§ **TASK GOAL**: Write out the lines below word for word, but leave out the pictures.

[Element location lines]
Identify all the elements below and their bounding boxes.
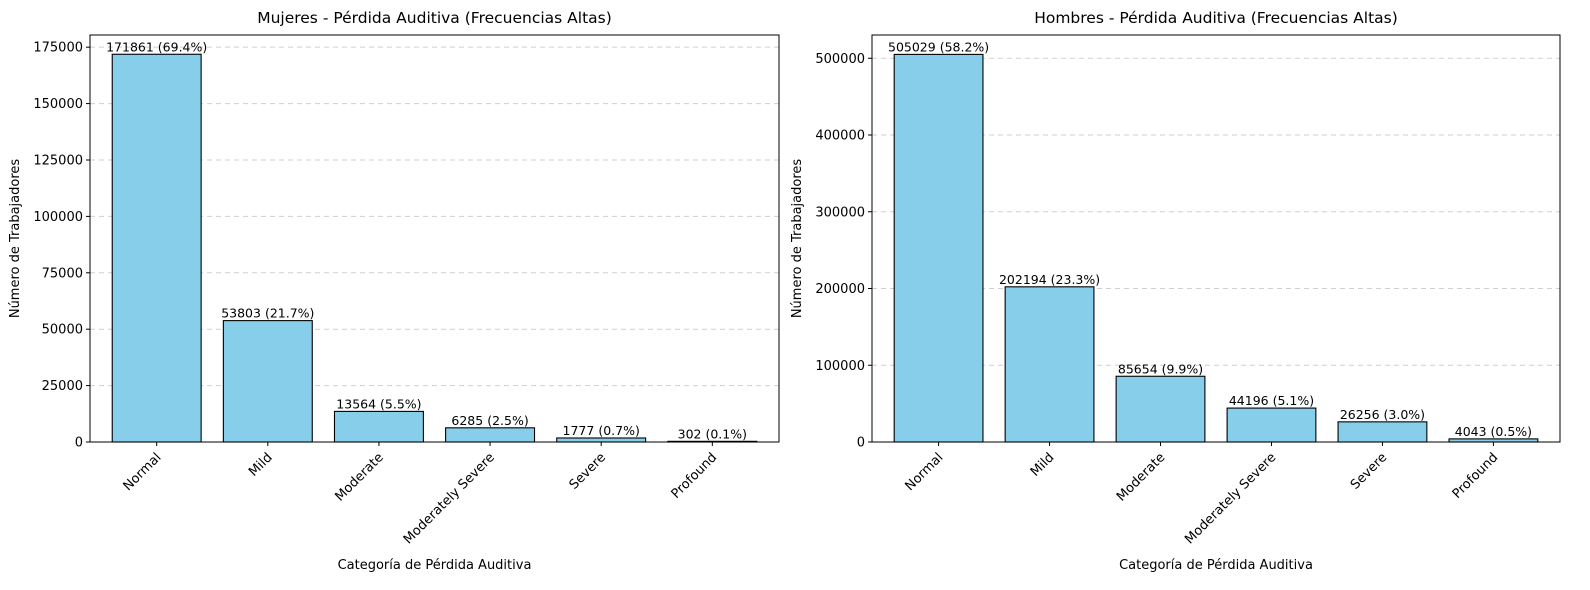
x-axis-label: Categoría de Pérdida Auditiva — [1119, 558, 1313, 573]
chart-panel-1: 171861 (69.4%) 53803 (21.7%) 13564 (5.5%) 6… — [8, 9, 780, 573]
bar-moderate — [1115, 375, 1206, 443]
y-tick-label: 200000 — [815, 282, 865, 297]
x-tick-label: Moderate — [332, 450, 386, 504]
y-tick-label: 500000 — [815, 52, 865, 67]
y-tick-label: 75000 — [42, 266, 83, 281]
y-tick-label: 100000 — [815, 359, 865, 374]
bar-data-label: 13564 (5.5%) — [336, 396, 421, 411]
y-tick-label: 0 — [857, 436, 865, 451]
y-tick-label: 175000 — [33, 41, 83, 56]
bar-data-label: 505029 (58.2%) — [888, 39, 989, 54]
y-tick-label: 400000 — [815, 129, 865, 144]
chart-title: Mujeres - Pérdida Auditiva (Frecuencias … — [257, 9, 612, 27]
y-tick-label: 125000 — [33, 153, 83, 168]
x-axis-label: Categoría de Pérdida Auditiva — [338, 558, 532, 573]
bar-normal — [111, 53, 202, 443]
plot-frame — [89, 34, 780, 443]
x-tick-label: Normal — [903, 450, 947, 494]
bar-data-label: 53803 (21.7%) — [221, 306, 314, 321]
x-tick-label: Moderately Severe — [1182, 450, 1279, 547]
bar-moderately-severe — [445, 427, 536, 443]
bar-data-label: 85654 (9.9%) — [1118, 361, 1203, 376]
bar-data-label: 202194 (23.3%) — [999, 272, 1100, 287]
y-tick-label: 150000 — [33, 97, 83, 112]
bar-data-label: 171861 (69.4%) — [106, 39, 207, 54]
y-tick-label: 100000 — [33, 210, 83, 225]
bar-mild — [1004, 286, 1095, 443]
x-tick-label: Mild — [246, 450, 275, 479]
bar-data-label: 6285 (2.5%) — [451, 413, 528, 428]
bar-mild — [222, 320, 313, 443]
y-tick-label: 50000 — [42, 323, 83, 338]
x-tick-label: Severe — [1348, 450, 1390, 492]
y-tick-label: 0 — [75, 436, 83, 451]
x-tick-label: Severe — [567, 450, 609, 492]
x-tick-label: Profound — [669, 450, 721, 502]
bar-data-label: 44196 (5.1%) — [1229, 393, 1314, 408]
x-tick-label: Moderately Severe — [401, 450, 498, 547]
bar-severe — [556, 437, 647, 443]
y-axis-label: Número de Trabajadores — [8, 159, 23, 319]
bar-data-label: 1777 (0.7%) — [563, 423, 640, 438]
bar-data-label: 4043 (0.5%) — [1455, 424, 1532, 439]
x-tick-label: Normal — [121, 450, 165, 494]
chart-panel-2: 505029 (58.2%) 202194 (23.3%) 85654 (9.9%)… — [790, 9, 1561, 573]
bar-data-label: 26256 (3.0%) — [1340, 407, 1425, 422]
y-tick-label: 300000 — [815, 205, 865, 220]
bar-moderately-severe — [1226, 407, 1317, 443]
plot-frame — [871, 34, 1561, 443]
x-tick-label: Moderate — [1114, 450, 1168, 504]
bar-normal — [893, 53, 984, 443]
bar-severe — [1337, 421, 1428, 443]
x-tick-label: Profound — [1450, 450, 1502, 502]
bar-data-label: 302 (0.1%) — [678, 426, 747, 441]
y-tick-label: 25000 — [42, 379, 83, 394]
x-tick-label: Mild — [1028, 450, 1057, 479]
chart-title: Hombres - Pérdida Auditiva (Frecuencias … — [1034, 9, 1398, 27]
y-axis-label: Número de Trabajadores — [790, 159, 805, 319]
bar-moderate — [333, 410, 424, 443]
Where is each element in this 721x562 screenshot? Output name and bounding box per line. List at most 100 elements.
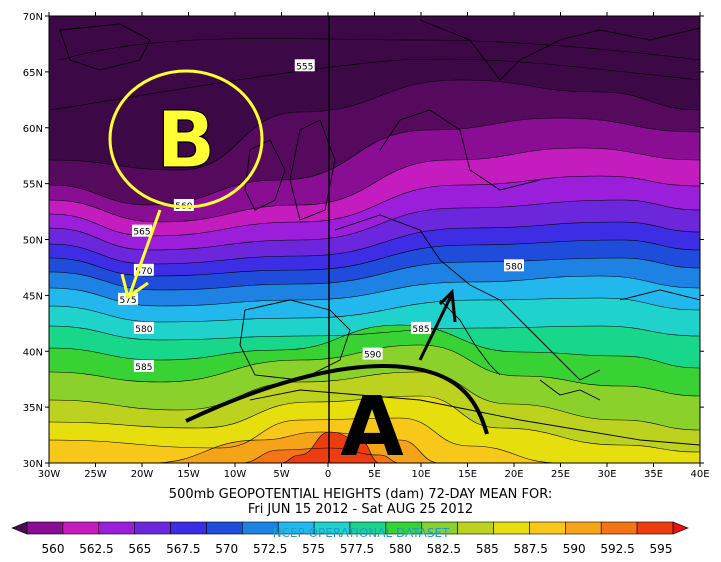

§ **ANSWER TO THIS PROBLEM**:
Identify all the elements below and their bounding boxes.
x-axis-label: Categoría de Pérdida Auditiva — [1119, 558, 1313, 573]
chart-panel-1: 171861 (69.4%) 53803 (21.7%) 13564 (5.5%) 6… — [8, 9, 780, 573]
bar-moderate — [1115, 375, 1206, 443]
y-tick-label: 200000 — [815, 282, 865, 297]
x-tick-label: Moderate — [332, 450, 386, 504]
y-tick-label: 500000 — [815, 52, 865, 67]
y-tick-label: 75000 — [42, 266, 83, 281]
y-tick-label: 100000 — [815, 359, 865, 374]
bar-data-label: 13564 (5.5%) — [336, 396, 421, 411]
y-tick-label: 0 — [857, 436, 865, 451]
y-tick-label: 175000 — [33, 41, 83, 56]
bar-data-label: 505029 (58.2%) — [888, 39, 989, 54]
y-tick-label: 400000 — [815, 129, 865, 144]
chart-title: Mujeres - Pérdida Auditiva (Frecuencias … — [257, 9, 612, 27]
y-tick-label: 125000 — [33, 153, 83, 168]
x-axis-label: Categoría de Pérdida Auditiva — [338, 558, 532, 573]
bar-normal — [111, 53, 202, 443]
plot-frame — [89, 34, 780, 443]
x-tick-label: Normal — [903, 450, 947, 494]
bar-data-label: 53803 (21.7%) — [221, 306, 314, 321]
x-tick-label: Moderately Severe — [1182, 450, 1279, 547]
bar-moderately-severe — [445, 427, 536, 443]
bar-data-label: 85654 (9.9%) — [1118, 361, 1203, 376]
bar-data-label: 202194 (23.3%) — [999, 272, 1100, 287]
y-tick-label: 150000 — [33, 97, 83, 112]
bar-data-label: 171861 (69.4%) — [106, 39, 207, 54]
y-tick-label: 100000 — [33, 210, 83, 225]
bar-mild — [1004, 286, 1095, 443]
x-tick-label: Mild — [246, 450, 275, 479]
bar-data-label: 6285 (2.5%) — [451, 413, 528, 428]
bar-mild — [222, 320, 313, 443]
y-tick-label: 50000 — [42, 323, 83, 338]
x-tick-label: Severe — [1348, 450, 1390, 492]
y-tick-label: 0 — [75, 436, 83, 451]
x-tick-label: Severe — [567, 450, 609, 492]
x-tick-label: Profound — [669, 450, 721, 502]
bar-data-label: 44196 (5.1%) — [1229, 393, 1314, 408]
x-tick-label: Moderately Severe — [401, 450, 498, 547]
bar-severe — [556, 437, 647, 443]
y-axis-label: Número de Trabajadores — [8, 159, 23, 319]
bar-data-label: 1777 (0.7%) — [563, 423, 640, 438]
bar-data-label: 4043 (0.5%) — [1455, 424, 1532, 439]
x-tick-label: Normal — [121, 450, 165, 494]
chart-panel-2: 505029 (58.2%) 202194 (23.3%) 85654 (9.9%)… — [790, 9, 1561, 573]
bar-data-label: 26256 (3.0%) — [1340, 407, 1425, 422]
y-tick-label: 300000 — [815, 205, 865, 220]
bar-moderately-severe — [1226, 407, 1317, 443]
plot-frame — [871, 34, 1561, 443]
x-tick-label: Moderate — [1114, 450, 1168, 504]
bar-normal — [893, 53, 984, 443]
bar-severe — [1337, 421, 1428, 443]
x-tick-label: Profound — [1450, 450, 1502, 502]
bar-data-label: 302 (0.1%) — [678, 426, 747, 441]
y-tick-label: 25000 — [42, 379, 83, 394]
x-tick-label: Mild — [1028, 450, 1057, 479]
chart-title: Hombres - Pérdida Auditiva (Frecuencias … — [1034, 9, 1398, 27]
y-axis-label: Número de Trabajadores — [790, 159, 805, 319]
bar-moderate — [333, 410, 424, 443]
Where is each element in this 721x562 screenshot? Output name and bounding box per line. List at most 100 elements.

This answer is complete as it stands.